Records from a data source:
## begin

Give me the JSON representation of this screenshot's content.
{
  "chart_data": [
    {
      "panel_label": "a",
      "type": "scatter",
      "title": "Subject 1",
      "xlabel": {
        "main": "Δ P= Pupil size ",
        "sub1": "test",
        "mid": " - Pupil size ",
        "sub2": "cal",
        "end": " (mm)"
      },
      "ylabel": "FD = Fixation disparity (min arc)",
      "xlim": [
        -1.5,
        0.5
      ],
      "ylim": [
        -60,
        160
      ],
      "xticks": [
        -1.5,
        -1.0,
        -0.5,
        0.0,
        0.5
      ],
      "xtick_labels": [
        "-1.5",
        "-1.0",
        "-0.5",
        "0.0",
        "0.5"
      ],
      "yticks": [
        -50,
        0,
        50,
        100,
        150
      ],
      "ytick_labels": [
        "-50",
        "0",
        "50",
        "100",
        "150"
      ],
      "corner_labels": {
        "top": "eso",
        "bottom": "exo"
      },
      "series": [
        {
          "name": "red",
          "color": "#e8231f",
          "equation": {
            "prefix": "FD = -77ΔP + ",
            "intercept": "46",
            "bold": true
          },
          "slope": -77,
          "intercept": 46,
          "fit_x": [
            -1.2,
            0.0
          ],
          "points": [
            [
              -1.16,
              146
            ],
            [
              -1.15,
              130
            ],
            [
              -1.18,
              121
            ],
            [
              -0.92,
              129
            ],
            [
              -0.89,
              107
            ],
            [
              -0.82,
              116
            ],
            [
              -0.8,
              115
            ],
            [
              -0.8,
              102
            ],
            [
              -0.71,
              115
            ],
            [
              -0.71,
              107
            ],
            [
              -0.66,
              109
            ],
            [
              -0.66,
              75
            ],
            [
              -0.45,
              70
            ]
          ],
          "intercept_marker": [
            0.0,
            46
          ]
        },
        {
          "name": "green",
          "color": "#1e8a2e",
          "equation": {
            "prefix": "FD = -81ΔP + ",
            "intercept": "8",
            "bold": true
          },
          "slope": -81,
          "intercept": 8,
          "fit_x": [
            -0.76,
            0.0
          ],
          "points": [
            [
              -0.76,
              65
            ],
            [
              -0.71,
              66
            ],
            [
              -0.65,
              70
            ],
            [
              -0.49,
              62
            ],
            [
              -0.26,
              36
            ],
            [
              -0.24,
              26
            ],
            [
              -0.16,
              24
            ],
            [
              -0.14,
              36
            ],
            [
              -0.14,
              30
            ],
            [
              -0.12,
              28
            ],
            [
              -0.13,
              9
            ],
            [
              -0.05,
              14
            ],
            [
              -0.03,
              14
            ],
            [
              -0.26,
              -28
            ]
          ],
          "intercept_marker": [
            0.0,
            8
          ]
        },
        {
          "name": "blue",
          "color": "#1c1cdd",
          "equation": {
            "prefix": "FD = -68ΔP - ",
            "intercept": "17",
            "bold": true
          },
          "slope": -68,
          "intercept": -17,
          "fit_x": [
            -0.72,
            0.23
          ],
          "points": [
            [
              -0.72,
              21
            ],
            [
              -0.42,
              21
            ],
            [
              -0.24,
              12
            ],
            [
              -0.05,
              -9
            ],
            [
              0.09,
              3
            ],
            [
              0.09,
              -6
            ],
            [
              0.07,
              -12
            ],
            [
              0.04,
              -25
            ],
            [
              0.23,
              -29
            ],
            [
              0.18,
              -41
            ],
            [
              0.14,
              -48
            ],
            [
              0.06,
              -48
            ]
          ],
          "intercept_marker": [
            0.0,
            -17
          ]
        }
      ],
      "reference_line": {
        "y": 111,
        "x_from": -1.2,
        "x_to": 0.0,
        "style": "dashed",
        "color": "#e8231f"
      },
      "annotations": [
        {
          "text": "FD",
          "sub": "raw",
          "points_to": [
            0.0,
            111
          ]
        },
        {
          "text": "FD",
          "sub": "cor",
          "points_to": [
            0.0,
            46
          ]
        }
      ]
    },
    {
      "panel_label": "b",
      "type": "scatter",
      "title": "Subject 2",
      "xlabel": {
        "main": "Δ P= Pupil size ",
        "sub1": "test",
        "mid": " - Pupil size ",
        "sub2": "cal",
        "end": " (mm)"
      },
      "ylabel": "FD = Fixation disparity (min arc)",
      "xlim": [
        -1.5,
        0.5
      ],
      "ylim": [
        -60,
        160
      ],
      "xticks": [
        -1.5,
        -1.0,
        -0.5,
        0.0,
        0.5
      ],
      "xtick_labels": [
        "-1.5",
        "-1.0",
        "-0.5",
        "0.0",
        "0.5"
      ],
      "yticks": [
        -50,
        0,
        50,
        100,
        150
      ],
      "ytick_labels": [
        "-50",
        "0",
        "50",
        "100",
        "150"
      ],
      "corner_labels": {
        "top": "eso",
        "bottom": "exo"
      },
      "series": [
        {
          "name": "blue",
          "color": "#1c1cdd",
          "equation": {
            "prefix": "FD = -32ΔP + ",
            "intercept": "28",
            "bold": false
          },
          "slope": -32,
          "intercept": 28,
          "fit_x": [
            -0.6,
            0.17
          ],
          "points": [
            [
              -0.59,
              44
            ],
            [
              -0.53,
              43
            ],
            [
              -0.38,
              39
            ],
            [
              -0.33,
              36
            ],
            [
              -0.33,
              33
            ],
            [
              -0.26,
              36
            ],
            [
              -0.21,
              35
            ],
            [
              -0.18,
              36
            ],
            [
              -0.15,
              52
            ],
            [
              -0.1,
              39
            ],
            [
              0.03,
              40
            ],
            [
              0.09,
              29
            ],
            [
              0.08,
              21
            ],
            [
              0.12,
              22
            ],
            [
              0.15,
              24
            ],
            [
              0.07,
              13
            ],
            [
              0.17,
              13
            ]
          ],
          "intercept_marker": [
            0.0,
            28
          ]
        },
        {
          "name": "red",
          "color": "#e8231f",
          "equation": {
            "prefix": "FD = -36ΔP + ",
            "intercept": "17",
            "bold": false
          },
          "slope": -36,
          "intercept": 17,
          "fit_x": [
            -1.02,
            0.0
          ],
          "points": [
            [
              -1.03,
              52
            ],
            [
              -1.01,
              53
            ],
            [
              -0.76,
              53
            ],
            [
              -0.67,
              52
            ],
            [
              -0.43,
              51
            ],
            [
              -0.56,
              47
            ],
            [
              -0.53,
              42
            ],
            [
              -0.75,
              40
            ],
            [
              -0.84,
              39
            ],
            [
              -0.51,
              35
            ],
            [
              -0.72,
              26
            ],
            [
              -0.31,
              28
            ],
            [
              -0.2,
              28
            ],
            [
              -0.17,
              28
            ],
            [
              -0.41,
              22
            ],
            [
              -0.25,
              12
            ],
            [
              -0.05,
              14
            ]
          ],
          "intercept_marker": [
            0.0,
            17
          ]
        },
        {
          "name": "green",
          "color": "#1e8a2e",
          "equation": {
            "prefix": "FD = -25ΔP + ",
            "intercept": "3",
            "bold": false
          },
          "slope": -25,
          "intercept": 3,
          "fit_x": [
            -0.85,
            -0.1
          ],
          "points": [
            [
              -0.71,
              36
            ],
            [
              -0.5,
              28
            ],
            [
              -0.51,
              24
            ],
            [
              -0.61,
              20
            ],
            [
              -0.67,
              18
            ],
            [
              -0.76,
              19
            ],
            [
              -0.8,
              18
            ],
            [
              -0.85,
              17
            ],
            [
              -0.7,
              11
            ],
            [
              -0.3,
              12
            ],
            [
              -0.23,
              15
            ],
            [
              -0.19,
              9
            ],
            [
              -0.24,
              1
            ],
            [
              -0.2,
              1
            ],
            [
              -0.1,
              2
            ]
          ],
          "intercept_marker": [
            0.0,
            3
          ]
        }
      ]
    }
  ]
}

## end

Stated task: Extract every entry above as it appears.

Written response:
Give me the JSON representation of this screenshot's content.
{
  "chart_data": [
    {
      "panel_label": "a",
      "type": "scatter",
      "title": "Subject 1",
      "xlabel": {
        "main": "Δ P= Pupil size ",
        "sub1": "test",
        "mid": " - Pupil size ",
        "sub2": "cal",
        "end": " (mm)"
      },
      "ylabel": "FD = Fixation disparity (min arc)",
      "xlim": [
        -1.5,
        0.5
      ],
      "ylim": [
        -60,
        160
      ],
      "xticks": [
        -1.5,
        -1.0,
        -0.5,
        0.0,
        0.5
      ],
      "xtick_labels": [
        "-1.5",
        "-1.0",
        "-0.5",
        "0.0",
        "0.5"
      ],
      "yticks": [
        -50,
        0,
        50,
        100,
        150
      ],
      "ytick_labels": [
        "-50",
        "0",
        "50",
        "100",
        "150"
      ],
      "corner_labels": {
        "top": "eso",
        "bottom": "exo"
      },
      "series": [
        {
          "name": "red",
          "color": "#e8231f",
          "equation": {
            "prefix": "FD = -77ΔP + ",
            "intercept": "46",
            "bold": true
          },
          "slope": -77,
          "intercept": 46,
          "fit_x": [
            -1.2,
            0.0
          ],
          "points": [
            [
              -1.16,
              146
            ],
            [
              -1.15,
              130
            ],
            [
              -1.18,
              121
            ],
            [
              -0.92,
              129
            ],
            [
              -0.89,
              107
            ],
            [
              -0.82,
              116
            ],
            [
              -0.8,
              115
            ],
            [
              -0.8,
              102
            ],
            [
              -0.71,
              115
            ],
            [
              -0.71,
              107
            ],
            [
              -0.66,
              109
            ],
            [
              -0.66,
              75
            ],
            [
              -0.45,
              70
            ]
          ],
          "intercept_marker": [
            0.0,
            46
          ]
        },
        {
          "name": "green",
          "color": "#1e8a2e",
          "equation": {
            "prefix": "FD = -81ΔP + ",
            "intercept": "8",
            "bold": true
          },
          "slope": -81,
          "intercept": 8,
          "fit_x": [
            -0.76,
            0.0
          ],
          "points": [
            [
              -0.76,
              65
            ],
            [
              -0.71,
              66
            ],
            [
              -0.65,
              70
            ],
            [
              -0.49,
              62
            ],
            [
              -0.26,
              36
            ],
            [
              -0.24,
              26
            ],
            [
              -0.16,
              24
            ],
            [
              -0.14,
              36
            ],
            [
              -0.14,
              30
            ],
            [
              -0.12,
              28
            ],
            [
              -0.13,
              9
            ],
            [
              -0.05,
              14
            ],
            [
              -0.03,
              14
            ],
            [
              -0.26,
              -28
            ]
          ],
          "intercept_marker": [
            0.0,
            8
          ]
        },
        {
          "name": "blue",
          "color": "#1c1cdd",
          "equation": {
            "prefix": "FD = -68ΔP - ",
            "intercept": "17",
            "bold": true
          },
          "slope": -68,
          "intercept": -17,
          "fit_x": [
            -0.72,
            0.23
          ],
          "points": [
            [
              -0.72,
              21
            ],
            [
              -0.42,
              21
            ],
            [
              -0.24,
              12
            ],
            [
              -0.05,
              -9
            ],
            [
              0.09,
              3
            ],
            [
              0.09,
              -6
            ],
            [
              0.07,
              -12
            ],
            [
              0.04,
              -25
            ],
            [
              0.23,
              -29
            ],
            [
              0.18,
              -41
            ],
            [
              0.14,
              -48
            ],
            [
              0.06,
              -48
            ]
          ],
          "intercept_marker": [
            0.0,
            -17
          ]
        }
      ],
      "reference_line": {
        "y": 111,
        "x_from": -1.2,
        "x_to": 0.0,
        "style": "dashed",
        "color": "#e8231f"
      },
      "annotations": [
        {
          "text": "FD",
          "sub": "raw",
          "points_to": [
            0.0,
            111
          ]
        },
        {
          "text": "FD",
          "sub": "cor",
          "points_to": [
            0.0,
            46
          ]
        }
      ]
    },
    {
      "panel_label": "b",
      "type": "scatter",
      "title": "Subject 2",
      "xlabel": {
        "main": "Δ P= Pupil size ",
        "sub1": "test",
        "mid": " - Pupil size ",
        "sub2": "cal",
        "end": " (mm)"
      },
      "ylabel": "FD = Fixation disparity (min arc)",
      "xlim": [
        -1.5,
        0.5
      ],
      "ylim": [
        -60,
        160
      ],
      "xticks": [
        -1.5,
        -1.0,
        -0.5,
        0.0,
        0.5
      ],
      "xtick_labels": [
        "-1.5",
        "-1.0",
        "-0.5",
        "0.0",
        "0.5"
      ],
      "yticks": [
        -50,
        0,
        50,
        100,
        150
      ],
      "ytick_labels": [
        "-50",
        "0",
        "50",
        "100",
        "150"
      ],
      "corner_labels": {
        "top": "eso",
        "bottom": "exo"
      },
      "series": [
        {
          "name": "blue",
          "color": "#1c1cdd",
          "equation": {
            "prefix": "FD = -32ΔP + ",
            "intercept": "28",
            "bold": false
          },
          "slope": -32,
          "intercept": 28,
          "fit_x": [
            -0.6,
            0.17
          ],
          "points": [
            [
              -0.59,
              44
            ],
            [
              -0.53,
              43
            ],
            [
              -0.38,
              39
            ],
            [
              -0.33,
              36
            ],
            [
              -0.33,
              33
            ],
            [
              -0.26,
              36
            ],
            [
              -0.21,
              35
            ],
            [
              -0.18,
              36
            ],
            [
              -0.15,
              52
            ],
            [
              -0.1,
              39
            ],
            [
              0.03,
              40
            ],
            [
              0.09,
              29
            ],
            [
              0.08,
              21
            ],
            [
              0.12,
              22
            ],
            [
              0.15,
              24
            ],
            [
              0.07,
              13
            ],
            [
              0.17,
              13
            ]
          ],
          "intercept_marker": [
            0.0,
            28
          ]
        },
        {
          "name": "red",
          "color": "#e8231f",
          "equation": {
            "prefix": "FD = -36ΔP + ",
            "intercept": "17",
            "bold": false
          },
          "slope": -36,
          "intercept": 17,
          "fit_x": [
            -1.02,
            0.0
          ],
          "points": [
            [
              -1.03,
              52
            ],
            [
              -1.01,
              53
            ],
            [
              -0.76,
              53
            ],
            [
              -0.67,
              52
            ],
            [
              -0.43,
              51
            ],
            [
              -0.56,
              47
            ],
            [
              -0.53,
              42
            ],
            [
              -0.75,
              40
            ],
            [
              -0.84,
              39
            ],
            [
              -0.51,
              35
            ],
            [
              -0.72,
              26
            ],
            [
              -0.31,
              28
            ],
            [
              -0.2,
              28
            ],
            [
              -0.17,
              28
            ],
            [
              -0.41,
              22
            ],
            [
              -0.25,
              12
            ],
            [
              -0.05,
              14
            ]
          ],
          "intercept_marker": [
            0.0,
            17
          ]
        },
        {
          "name": "green",
          "color": "#1e8a2e",
          "equation": {
            "prefix": "FD = -25ΔP + ",
            "intercept": "3",
            "bold": false
          },
          "slope": -25,
          "intercept": 3,
          "fit_x": [
            -0.85,
            -0.1
          ],
          "points": [
            [
              -0.71,
              36
            ],
            [
              -0.5,
              28
            ],
            [
              -0.51,
              24
            ],
            [
              -0.61,
              20
            ],
            [
              -0.67,
              18
            ],
            [
              -0.76,
              19
            ],
            [
              -0.8,
              18
            ],
            [
              -0.85,
              17
            ],
            [
              -0.7,
              11
            ],
            [
              -0.3,
              12
            ],
            [
              -0.23,
              15
            ],
            [
              -0.19,
              9
            ],
            [
              -0.24,
              1
            ],
            [
              -0.2,
              1
            ],
            [
              -0.1,
              2
            ]
          ],
          "intercept_marker": [
            0.0,
            3
          ]
        }
      ]
    }
  ]
}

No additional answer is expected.